Problem :: Please transcribe the data that follows without the pictures, keeping every word the same.

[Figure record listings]
·····
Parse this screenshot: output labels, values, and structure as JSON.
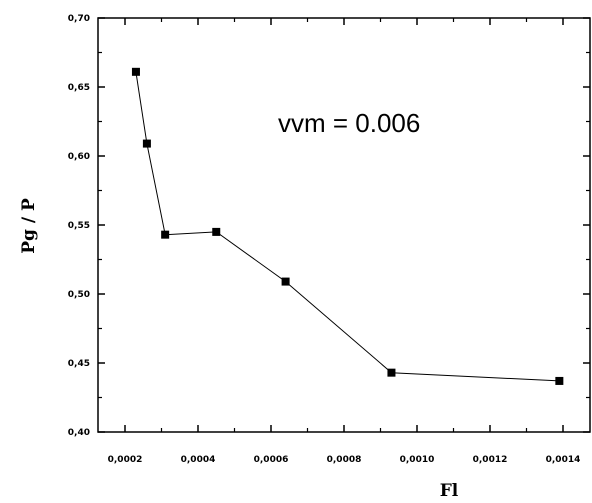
{
  "chart_data": {
    "type": "line",
    "xlabel": "Fl",
    "ylabel": "Pg / P",
    "annotation": "vvm = 0.006",
    "xlim": [
      0.0,
      0.00145
    ],
    "ylim": [
      0.4,
      0.7
    ],
    "x_ticks": [
      0.0002,
      0.0004,
      0.0006,
      0.0008,
      0.001,
      0.0012,
      0.0014
    ],
    "x_tick_labels": [
      "0,0002",
      "0,0004",
      "0,0006",
      "0,0008",
      "0,0010",
      "0,0012",
      "0,0014"
    ],
    "y_ticks": [
      0.4,
      0.45,
      0.5,
      0.55,
      0.6,
      0.65,
      0.7
    ],
    "y_tick_labels": [
      "0,40",
      "0,45",
      "0,50",
      "0,55",
      "0,60",
      "0,65",
      "0,70"
    ],
    "series": [
      {
        "x": [
          0.00023,
          0.00026,
          0.00031,
          0.00045,
          0.00064,
          0.00093,
          0.00139
        ],
        "y": [
          0.661,
          0.609,
          0.543,
          0.545,
          0.509,
          0.443,
          0.437
        ]
      }
    ],
    "grid": false,
    "colors": {
      "line": "#000000",
      "marker": "#000000"
    }
  }
}
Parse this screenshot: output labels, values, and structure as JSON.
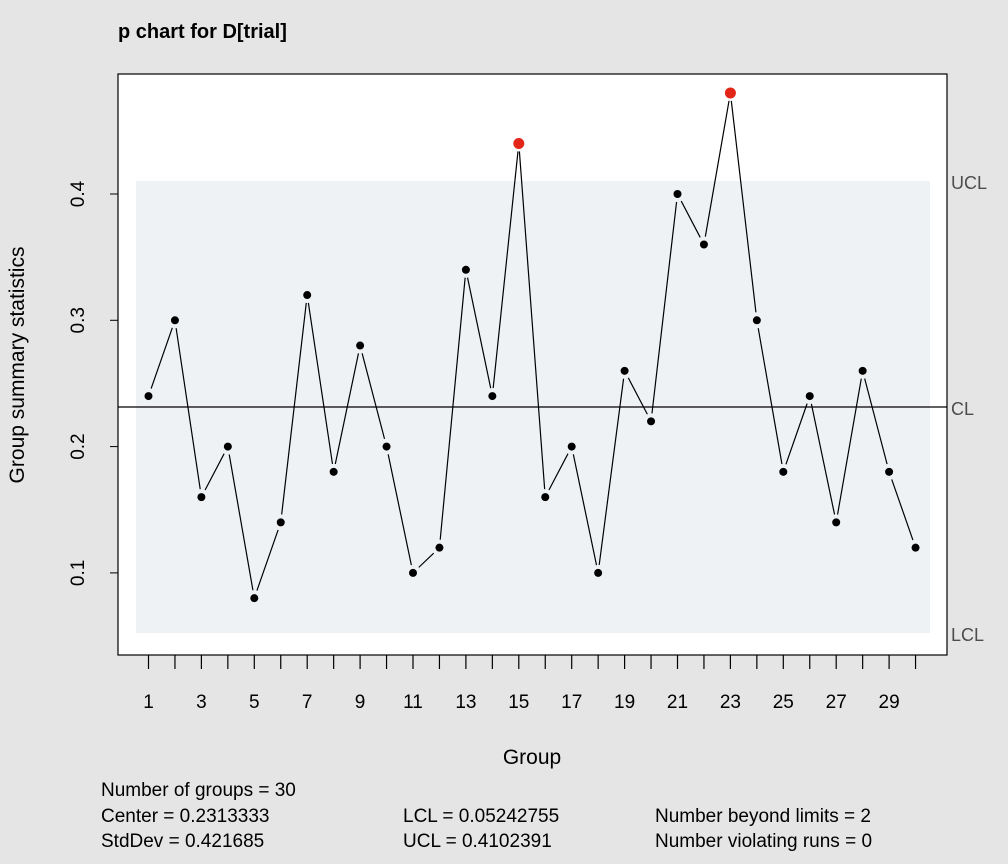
{
  "chart_data": {
    "type": "line",
    "title": "p chart for D[trial]",
    "xlabel": "Group",
    "ylabel": "Group summary statistics",
    "x": [
      1,
      2,
      3,
      4,
      5,
      6,
      7,
      8,
      9,
      10,
      11,
      12,
      13,
      14,
      15,
      16,
      17,
      18,
      19,
      20,
      21,
      22,
      23,
      24,
      25,
      26,
      27,
      28,
      29,
      30
    ],
    "values": [
      0.24,
      0.3,
      0.16,
      0.2,
      0.08,
      0.14,
      0.32,
      0.18,
      0.28,
      0.2,
      0.1,
      0.12,
      0.34,
      0.24,
      0.44,
      0.16,
      0.2,
      0.1,
      0.26,
      0.22,
      0.4,
      0.36,
      0.48,
      0.3,
      0.18,
      0.24,
      0.14,
      0.26,
      0.18,
      0.12
    ],
    "x_tick_labels": [
      "1",
      "3",
      "5",
      "7",
      "9",
      "11",
      "13",
      "15",
      "17",
      "19",
      "21",
      "23",
      "25",
      "27",
      "29"
    ],
    "y_ticks": [
      "0.1",
      "0.2",
      "0.3",
      "0.4"
    ],
    "ylim": [
      0.035,
      0.495
    ],
    "center": 0.2313333,
    "lcl": 0.05242755,
    "ucl": 0.4102391,
    "limit_labels": {
      "ucl": "UCL",
      "cl": "CL",
      "lcl": "LCL"
    },
    "beyond_limits_groups": [
      15,
      23
    ],
    "colors": {
      "background": "#e5e5e5",
      "plot_bg": "#ffffff",
      "limits_band": "#eff2f5",
      "points": "#000000",
      "violations": "#e32618",
      "center_line": "#000000",
      "limit_label": "#4d4d4d"
    }
  },
  "stats": {
    "groups": "Number of groups = 30",
    "center": "Center = 0.2313333",
    "stddev": "StdDev = 0.421685",
    "lcl": "LCL = 0.05242755",
    "ucl": "UCL = 0.4102391",
    "beyond": "Number beyond limits = 2",
    "runs": "Number violating runs = 0"
  }
}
·····
Answer in full ::
Parse this screenshot: output labels, values, and structure as JSON.
{
  "chart_data": {
    "type": "line",
    "xlabel": "Fl",
    "ylabel": "Pg / P",
    "annotation": "vvm = 0.006",
    "xlim": [
      0.0,
      0.00145
    ],
    "ylim": [
      0.4,
      0.7
    ],
    "x_ticks": [
      0.0002,
      0.0004,
      0.0006,
      0.0008,
      0.001,
      0.0012,
      0.0014
    ],
    "x_tick_labels": [
      "0,0002",
      "0,0004",
      "0,0006",
      "0,0008",
      "0,0010",
      "0,0012",
      "0,0014"
    ],
    "y_ticks": [
      0.4,
      0.45,
      0.5,
      0.55,
      0.6,
      0.65,
      0.7
    ],
    "y_tick_labels": [
      "0,40",
      "0,45",
      "0,50",
      "0,55",
      "0,60",
      "0,65",
      "0,70"
    ],
    "series": [
      {
        "x": [
          0.00023,
          0.00026,
          0.00031,
          0.00045,
          0.00064,
          0.00093,
          0.00139
        ],
        "y": [
          0.661,
          0.609,
          0.543,
          0.545,
          0.509,
          0.443,
          0.437
        ]
      }
    ],
    "grid": false,
    "colors": {
      "line": "#000000",
      "marker": "#000000"
    }
  }
}
Parse this screenshot: output labels, values, and structure as JSON.
{
  "chart_data": {
    "type": "line",
    "title": "p chart for D[trial]",
    "xlabel": "Group",
    "ylabel": "Group summary statistics",
    "x": [
      1,
      2,
      3,
      4,
      5,
      6,
      7,
      8,
      9,
      10,
      11,
      12,
      13,
      14,
      15,
      16,
      17,
      18,
      19,
      20,
      21,
      22,
      23,
      24,
      25,
      26,
      27,
      28,
      29,
      30
    ],
    "values": [
      0.24,
      0.3,
      0.16,
      0.2,
      0.08,
      0.14,
      0.32,
      0.18,
      0.28,
      0.2,
      0.1,
      0.12,
      0.34,
      0.24,
      0.44,
      0.16,
      0.2,
      0.1,
      0.26,
      0.22,
      0.4,
      0.36,
      0.48,
      0.3,
      0.18,
      0.24,
      0.14,
      0.26,
      0.18,
      0.12
    ],
    "x_tick_labels": [
      "1",
      "3",
      "5",
      "7",
      "9",
      "11",
      "13",
      "15",
      "17",
      "19",
      "21",
      "23",
      "25",
      "27",
      "29"
    ],
    "y_ticks": [
      "0.1",
      "0.2",
      "0.3",
      "0.4"
    ],
    "ylim": [
      0.035,
      0.495
    ],
    "center": 0.2313333,
    "lcl": 0.05242755,
    "ucl": 0.4102391,
    "limit_labels": {
      "ucl": "UCL",
      "cl": "CL",
      "lcl": "LCL"
    },
    "beyond_limits_groups": [
      15,
      23
    ],
    "colors": {
      "background": "#e5e5e5",
      "plot_bg": "#ffffff",
      "limits_band": "#eff2f5",
      "points": "#000000",
      "violations": "#e32618",
      "center_line": "#000000",
      "limit_label": "#4d4d4d"
    }
  },
  "stats": {
    "groups": "Number of groups = 30",
    "center": "Center = 0.2313333",
    "stddev": "StdDev = 0.421685",
    "lcl": "LCL = 0.05242755",
    "ucl": "UCL = 0.4102391",
    "beyond": "Number beyond limits = 2",
    "runs": "Number violating runs = 0"
  }
}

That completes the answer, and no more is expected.